Restate every entry word for word.

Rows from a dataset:
++++++++

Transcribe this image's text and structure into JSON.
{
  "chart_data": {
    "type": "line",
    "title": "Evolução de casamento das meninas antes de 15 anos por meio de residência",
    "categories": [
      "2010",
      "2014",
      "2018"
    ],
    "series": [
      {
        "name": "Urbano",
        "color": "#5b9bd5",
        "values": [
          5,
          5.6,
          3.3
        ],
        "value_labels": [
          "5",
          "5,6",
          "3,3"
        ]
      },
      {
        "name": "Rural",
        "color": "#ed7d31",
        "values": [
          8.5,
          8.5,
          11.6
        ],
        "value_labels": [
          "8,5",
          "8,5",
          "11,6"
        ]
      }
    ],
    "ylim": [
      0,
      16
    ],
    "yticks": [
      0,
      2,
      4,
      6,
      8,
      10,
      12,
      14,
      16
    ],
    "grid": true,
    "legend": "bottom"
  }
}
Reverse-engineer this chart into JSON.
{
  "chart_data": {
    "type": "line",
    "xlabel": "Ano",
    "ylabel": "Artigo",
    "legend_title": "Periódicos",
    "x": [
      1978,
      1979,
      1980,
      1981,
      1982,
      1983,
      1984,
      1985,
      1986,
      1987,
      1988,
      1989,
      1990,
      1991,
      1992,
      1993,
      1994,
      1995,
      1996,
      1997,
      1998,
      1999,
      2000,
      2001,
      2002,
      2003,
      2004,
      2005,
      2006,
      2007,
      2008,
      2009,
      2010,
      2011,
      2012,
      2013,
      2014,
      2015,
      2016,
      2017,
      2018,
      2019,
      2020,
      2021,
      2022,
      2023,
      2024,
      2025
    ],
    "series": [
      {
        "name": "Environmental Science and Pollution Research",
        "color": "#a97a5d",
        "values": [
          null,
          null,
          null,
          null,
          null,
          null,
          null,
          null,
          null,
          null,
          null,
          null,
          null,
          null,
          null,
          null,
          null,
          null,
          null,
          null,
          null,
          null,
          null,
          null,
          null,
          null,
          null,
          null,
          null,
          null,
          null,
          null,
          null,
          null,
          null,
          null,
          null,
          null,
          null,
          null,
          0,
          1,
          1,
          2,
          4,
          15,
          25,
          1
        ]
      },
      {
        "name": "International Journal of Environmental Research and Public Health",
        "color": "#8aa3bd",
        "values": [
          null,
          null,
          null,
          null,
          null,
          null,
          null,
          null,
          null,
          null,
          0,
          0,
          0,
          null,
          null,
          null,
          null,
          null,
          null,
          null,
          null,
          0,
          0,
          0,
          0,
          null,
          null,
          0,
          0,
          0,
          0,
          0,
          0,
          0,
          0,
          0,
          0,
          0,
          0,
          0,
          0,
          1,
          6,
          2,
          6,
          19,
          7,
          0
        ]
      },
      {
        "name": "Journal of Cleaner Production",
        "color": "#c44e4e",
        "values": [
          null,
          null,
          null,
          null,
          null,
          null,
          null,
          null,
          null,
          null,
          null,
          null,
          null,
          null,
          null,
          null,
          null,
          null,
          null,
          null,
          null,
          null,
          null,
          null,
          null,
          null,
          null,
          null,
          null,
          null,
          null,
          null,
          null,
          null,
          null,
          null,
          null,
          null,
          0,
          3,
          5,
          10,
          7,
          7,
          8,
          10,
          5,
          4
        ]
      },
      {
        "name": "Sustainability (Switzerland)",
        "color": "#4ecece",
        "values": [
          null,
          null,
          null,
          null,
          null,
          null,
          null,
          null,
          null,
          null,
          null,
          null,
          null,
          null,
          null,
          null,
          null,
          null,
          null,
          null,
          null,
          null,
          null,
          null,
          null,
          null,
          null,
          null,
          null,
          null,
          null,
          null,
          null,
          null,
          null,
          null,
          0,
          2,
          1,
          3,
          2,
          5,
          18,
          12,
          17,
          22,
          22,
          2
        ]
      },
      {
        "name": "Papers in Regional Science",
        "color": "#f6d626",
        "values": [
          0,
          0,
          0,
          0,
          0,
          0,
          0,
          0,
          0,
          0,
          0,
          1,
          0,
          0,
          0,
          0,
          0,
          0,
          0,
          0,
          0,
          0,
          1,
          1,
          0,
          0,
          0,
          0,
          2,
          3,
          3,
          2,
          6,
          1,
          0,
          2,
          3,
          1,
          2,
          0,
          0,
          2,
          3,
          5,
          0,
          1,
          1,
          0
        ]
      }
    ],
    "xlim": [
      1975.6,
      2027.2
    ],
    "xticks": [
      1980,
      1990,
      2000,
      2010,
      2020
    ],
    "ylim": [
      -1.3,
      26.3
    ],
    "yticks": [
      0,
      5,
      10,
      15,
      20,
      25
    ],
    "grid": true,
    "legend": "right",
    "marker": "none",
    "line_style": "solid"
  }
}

++++++++

Result of this task:
Transcribe this image's text and structure into JSON.
{
  "chart_data": {
    "type": "line",
    "title": "Evolução de casamento das meninas antes de 15 anos por meio de residência",
    "categories": [
      "2010",
      "2014",
      "2018"
    ],
    "series": [
      {
        "name": "Urbano",
        "color": "#5b9bd5",
        "values": [
          5,
          5.6,
          3.3
        ],
        "value_labels": [
          "5",
          "5,6",
          "3,3"
        ]
      },
      {
        "name": "Rural",
        "color": "#ed7d31",
        "values": [
          8.5,
          8.5,
          11.6
        ],
        "value_labels": [
          "8,5",
          "8,5",
          "11,6"
        ]
      }
    ],
    "ylim": [
      0,
      16
    ],
    "yticks": [
      0,
      2,
      4,
      6,
      8,
      10,
      12,
      14,
      16
    ],
    "grid": true,
    "legend": "bottom"
  }
}
Reverse-engineer this chart into JSON.
{
  "chart_data": {
    "type": "line",
    "xlabel": "Ano",
    "ylabel": "Artigo",
    "legend_title": "Periódicos",
    "x": [
      1978,
      1979,
      1980,
      1981,
      1982,
      1983,
      1984,
      1985,
      1986,
      1987,
      1988,
      1989,
      1990,
      1991,
      1992,
      1993,
      1994,
      1995,
      1996,
      1997,
      1998,
      1999,
      2000,
      2001,
      2002,
      2003,
      2004,
      2005,
      2006,
      2007,
      2008,
      2009,
      2010,
      2011,
      2012,
      2013,
      2014,
      2015,
      2016,
      2017,
      2018,
      2019,
      2020,
      2021,
      2022,
      2023,
      2024,
      2025
    ],
    "series": [
      {
        "name": "Environmental Science and Pollution Research",
        "color": "#a97a5d",
        "values": [
          null,
          null,
          null,
          null,
          null,
          null,
          null,
          null,
          null,
          null,
          null,
          null,
          null,
          null,
          null,
          null,
          null,
          null,
          null,
          null,
          null,
          null,
          null,
          null,
          null,
          null,
          null,
          null,
          null,
          null,
          null,
          null,
          null,
          null,
          null,
          null,
          null,
          null,
          null,
          null,
          0,
          1,
          1,
          2,
          4,
          15,
          25,
          1
        ]
      },
      {
        "name": "International Journal of Environmental Research and Public Health",
        "color": "#8aa3bd",
        "values": [
          null,
          null,
          null,
          null,
          null,
          null,
          null,
          null,
          null,
          null,
          0,
          0,
          0,
          null,
          null,
          null,
          null,
          null,
          null,
          null,
          null,
          0,
          0,
          0,
          0,
          null,
          null,
          0,
          0,
          0,
          0,
          0,
          0,
          0,
          0,
          0,
          0,
          0,
          0,
          0,
          0,
          1,
          6,
          2,
          6,
          19,
          7,
          0
        ]
      },
      {
        "name": "Journal of Cleaner Production",
        "color": "#c44e4e",
        "values": [
          null,
          null,
          null,
          null,
          null,
          null,
          null,
          null,
          null,
          null,
          null,
          null,
          null,
          null,
          null,
          null,
          null,
          null,
          null,
          null,
          null,
          null,
          null,
          null,
          null,
          null,
          null,
          null,
          null,
          null,
          null,
          null,
          null,
          null,
          null,
          null,
          null,
          null,
          0,
          3,
          5,
          10,
          7,
          7,
          8,
          10,
          5,
          4
        ]
      },
      {
        "name": "Sustainability (Switzerland)",
        "color": "#4ecece",
        "values": [
          null,
          null,
          null,
          null,
          null,
          null,
          null,
          null,
          null,
          null,
          null,
          null,
          null,
          null,
          null,
          null,
          null,
          null,
          null,
          null,
          null,
          null,
          null,
          null,
          null,
          null,
          null,
          null,
          null,
          null,
          null,
          null,
          null,
          null,
          null,
          null,
          0,
          2,
          1,
          3,
          2,
          5,
          18,
          12,
          17,
          22,
          22,
          2
        ]
      },
      {
        "name": "Papers in Regional Science",
        "color": "#f6d626",
        "values": [
          0,
          0,
          0,
          0,
          0,
          0,
          0,
          0,
          0,
          0,
          0,
          1,
          0,
          0,
          0,
          0,
          0,
          0,
          0,
          0,
          0,
          0,
          1,
          1,
          0,
          0,
          0,
          0,
          2,
          3,
          3,
          2,
          6,
          1,
          0,
          2,
          3,
          1,
          2,
          0,
          0,
          2,
          3,
          5,
          0,
          1,
          1,
          0
        ]
      }
    ],
    "xlim": [
      1975.6,
      2027.2
    ],
    "xticks": [
      1980,
      1990,
      2000,
      2010,
      2020
    ],
    "ylim": [
      -1.3,
      26.3
    ],
    "yticks": [
      0,
      5,
      10,
      15,
      20,
      25
    ],
    "grid": true,
    "legend": "right",
    "marker": "none",
    "line_style": "solid"
  }
}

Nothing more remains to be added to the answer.